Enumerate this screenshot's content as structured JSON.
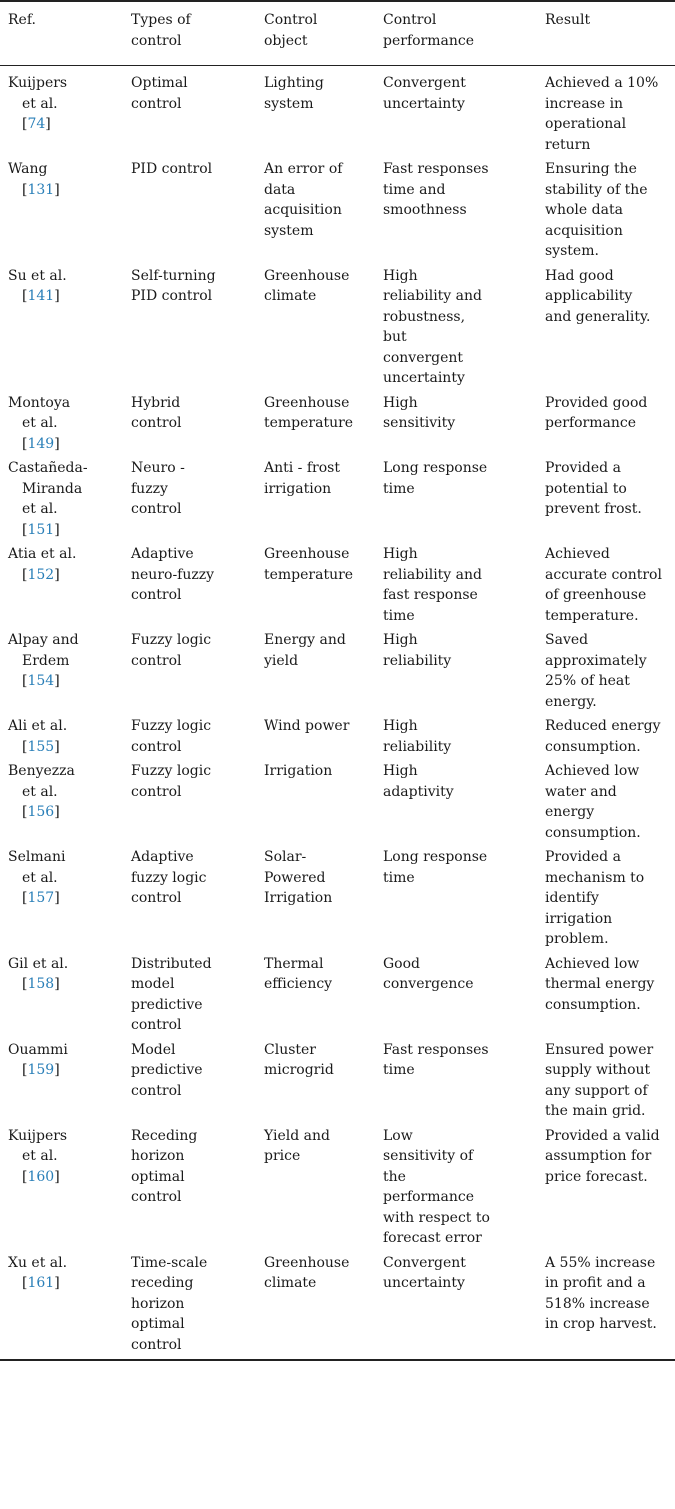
{
  "headers": [
    "Ref.",
    "Types of\ncontrol",
    "Control\nobject",
    "Control\nperformance",
    "Result"
  ],
  "rows": [
    {
      "ref_first": "Kuijpers",
      "ref_rest": "et al.",
      "ref_num": "74",
      "type": "Optimal\ncontrol",
      "object": "Lighting\nsystem",
      "performance": "Convergent\nuncertainty",
      "result": "Achieved a 10%\nincrease in\noperational\nreturn"
    },
    {
      "ref_first": "Wang",
      "ref_rest": "",
      "ref_num": "131",
      "type": "PID control",
      "object": "An error of\ndata\nacquisition\nsystem",
      "performance": "Fast responses\ntime and\nsmoothness",
      "result": "Ensuring the\nstability of the\nwhole data\nacquisition\nsystem."
    },
    {
      "ref_first": "Su et al.",
      "ref_rest": "",
      "ref_num": "141",
      "type": "Self-turning\nPID control",
      "object": "Greenhouse\nclimate",
      "performance": "High\nreliability and\nrobustness,\nbut\nconvergent\nuncertainty",
      "result": "Had good\napplicability\nand generality."
    },
    {
      "ref_first": "Montoya",
      "ref_rest": "et al.",
      "ref_num": "149",
      "type": "Hybrid\ncontrol",
      "object": "Greenhouse\ntemperature",
      "performance": "High\nsensitivity",
      "result": "Provided good\nperformance"
    },
    {
      "ref_first": "Castañeda-",
      "ref_rest": "Miranda\net al.",
      "ref_num": "151",
      "type": "Neuro -\nfuzzy\ncontrol",
      "object": "Anti - frost\nirrigation",
      "performance": "Long response\ntime",
      "result": "Provided a\npotential to\nprevent frost."
    },
    {
      "ref_first": "Atia et al.",
      "ref_rest": "",
      "ref_num": "152",
      "type": "Adaptive\nneuro-fuzzy\ncontrol",
      "object": "Greenhouse\ntemperature",
      "performance": "High\nreliability and\nfast response\ntime",
      "result": "Achieved\naccurate control\nof greenhouse\ntemperature."
    },
    {
      "ref_first": "Alpay and",
      "ref_rest": "Erdem",
      "ref_num": "154",
      "type": "Fuzzy logic\ncontrol",
      "object": "Energy and\nyield",
      "performance": "High\nreliability",
      "result": "Saved\napproximately\n25% of heat\nenergy."
    },
    {
      "ref_first": "Ali et al.",
      "ref_rest": "",
      "ref_num": "155",
      "type": "Fuzzy logic\ncontrol",
      "object": "Wind power",
      "performance": "High\nreliability",
      "result": "Reduced energy\nconsumption."
    },
    {
      "ref_first": "Benyezza",
      "ref_rest": "et al.",
      "ref_num": "156",
      "type": "Fuzzy logic\ncontrol",
      "object": "Irrigation",
      "performance": "High\nadaptivity",
      "result": "Achieved low\nwater and\nenergy\nconsumption."
    },
    {
      "ref_first": "Selmani",
      "ref_rest": "et al.",
      "ref_num": "157",
      "type": "Adaptive\nfuzzy logic\ncontrol",
      "object": "Solar-\nPowered\nIrrigation",
      "performance": "Long response\ntime",
      "result": "Provided a\nmechanism to\nidentify\nirrigation\nproblem."
    },
    {
      "ref_first": "Gil et al.",
      "ref_rest": "",
      "ref_num": "158",
      "type": "Distributed\nmodel\npredictive\ncontrol",
      "object": "Thermal\nefficiency",
      "performance": "Good\nconvergence",
      "result": "Achieved low\nthermal energy\nconsumption."
    },
    {
      "ref_first": "Ouammi",
      "ref_rest": "",
      "ref_num": "159",
      "type": "Model\npredictive\ncontrol",
      "object": "Cluster\nmicrogrid",
      "performance": "Fast responses\ntime",
      "result": "Ensured power\nsupply without\nany support of\nthe main grid."
    },
    {
      "ref_first": "Kuijpers",
      "ref_rest": "et al.",
      "ref_num": "160",
      "type": "Receding\nhorizon\noptimal\ncontrol",
      "object": "Yield and\nprice",
      "performance": "Low\nsensitivity of\nthe\nperformance\nwith respect to\nforecast error",
      "result": "Provided a valid\nassumption for\nprice forecast."
    },
    {
      "ref_first": "Xu et al.",
      "ref_rest": "",
      "ref_num": "161",
      "type": "Time-scale\nreceding\nhorizon\noptimal\ncontrol",
      "object": "Greenhouse\nclimate",
      "performance": "Convergent\nuncertainty",
      "result": "A 55% increase\nin profit and a\n518% increase\nin crop harvest."
    }
  ]
}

________

** TASK BRIEF **
Print out every entry above without changing a word, and leave out the pictures.

** ANSWER TO THE TASK **
Enumerate this screenshot's content as structured JSON.
{
  "headers": [
    "Ref.",
    "Types of\ncontrol",
    "Control\nobject",
    "Control\nperformance",
    "Result"
  ],
  "rows": [
    {
      "ref_first": "Kuijpers",
      "ref_rest": "et al.",
      "ref_num": "74",
      "type": "Optimal\ncontrol",
      "object": "Lighting\nsystem",
      "performance": "Convergent\nuncertainty",
      "result": "Achieved a 10%\nincrease in\noperational\nreturn"
    },
    {
      "ref_first": "Wang",
      "ref_rest": "",
      "ref_num": "131",
      "type": "PID control",
      "object": "An error of\ndata\nacquisition\nsystem",
      "performance": "Fast responses\ntime and\nsmoothness",
      "result": "Ensuring the\nstability of the\nwhole data\nacquisition\nsystem."
    },
    {
      "ref_first": "Su et al.",
      "ref_rest": "",
      "ref_num": "141",
      "type": "Self-turning\nPID control",
      "object": "Greenhouse\nclimate",
      "performance": "High\nreliability and\nrobustness,\nbut\nconvergent\nuncertainty",
      "result": "Had good\napplicability\nand generality."
    },
    {
      "ref_first": "Montoya",
      "ref_rest": "et al.",
      "ref_num": "149",
      "type": "Hybrid\ncontrol",
      "object": "Greenhouse\ntemperature",
      "performance": "High\nsensitivity",
      "result": "Provided good\nperformance"
    },
    {
      "ref_first": "Castañeda-",
      "ref_rest": "Miranda\net al.",
      "ref_num": "151",
      "type": "Neuro -\nfuzzy\ncontrol",
      "object": "Anti - frost\nirrigation",
      "performance": "Long response\ntime",
      "result": "Provided a\npotential to\nprevent frost."
    },
    {
      "ref_first": "Atia et al.",
      "ref_rest": "",
      "ref_num": "152",
      "type": "Adaptive\nneuro-fuzzy\ncontrol",
      "object": "Greenhouse\ntemperature",
      "performance": "High\nreliability and\nfast response\ntime",
      "result": "Achieved\naccurate control\nof greenhouse\ntemperature."
    },
    {
      "ref_first": "Alpay and",
      "ref_rest": "Erdem",
      "ref_num": "154",
      "type": "Fuzzy logic\ncontrol",
      "object": "Energy and\nyield",
      "performance": "High\nreliability",
      "result": "Saved\napproximately\n25% of heat\nenergy."
    },
    {
      "ref_first": "Ali et al.",
      "ref_rest": "",
      "ref_num": "155",
      "type": "Fuzzy logic\ncontrol",
      "object": "Wind power",
      "performance": "High\nreliability",
      "result": "Reduced energy\nconsumption."
    },
    {
      "ref_first": "Benyezza",
      "ref_rest": "et al.",
      "ref_num": "156",
      "type": "Fuzzy logic\ncontrol",
      "object": "Irrigation",
      "performance": "High\nadaptivity",
      "result": "Achieved low\nwater and\nenergy\nconsumption."
    },
    {
      "ref_first": "Selmani",
      "ref_rest": "et al.",
      "ref_num": "157",
      "type": "Adaptive\nfuzzy logic\ncontrol",
      "object": "Solar-\nPowered\nIrrigation",
      "performance": "Long response\ntime",
      "result": "Provided a\nmechanism to\nidentify\nirrigation\nproblem."
    },
    {
      "ref_first": "Gil et al.",
      "ref_rest": "",
      "ref_num": "158",
      "type": "Distributed\nmodel\npredictive\ncontrol",
      "object": "Thermal\nefficiency",
      "performance": "Good\nconvergence",
      "result": "Achieved low\nthermal energy\nconsumption."
    },
    {
      "ref_first": "Ouammi",
      "ref_rest": "",
      "ref_num": "159",
      "type": "Model\npredictive\ncontrol",
      "object": "Cluster\nmicrogrid",
      "performance": "Fast responses\ntime",
      "result": "Ensured power\nsupply without\nany support of\nthe main grid."
    },
    {
      "ref_first": "Kuijpers",
      "ref_rest": "et al.",
      "ref_num": "160",
      "type": "Receding\nhorizon\noptimal\ncontrol",
      "object": "Yield and\nprice",
      "performance": "Low\nsensitivity of\nthe\nperformance\nwith respect to\nforecast error",
      "result": "Provided a valid\nassumption for\nprice forecast."
    },
    {
      "ref_first": "Xu et al.",
      "ref_rest": "",
      "ref_num": "161",
      "type": "Time-scale\nreceding\nhorizon\noptimal\ncontrol",
      "object": "Greenhouse\nclimate",
      "performance": "Convergent\nuncertainty",
      "result": "A 55% increase\nin profit and a\n518% increase\nin crop harvest."
    }
  ]
}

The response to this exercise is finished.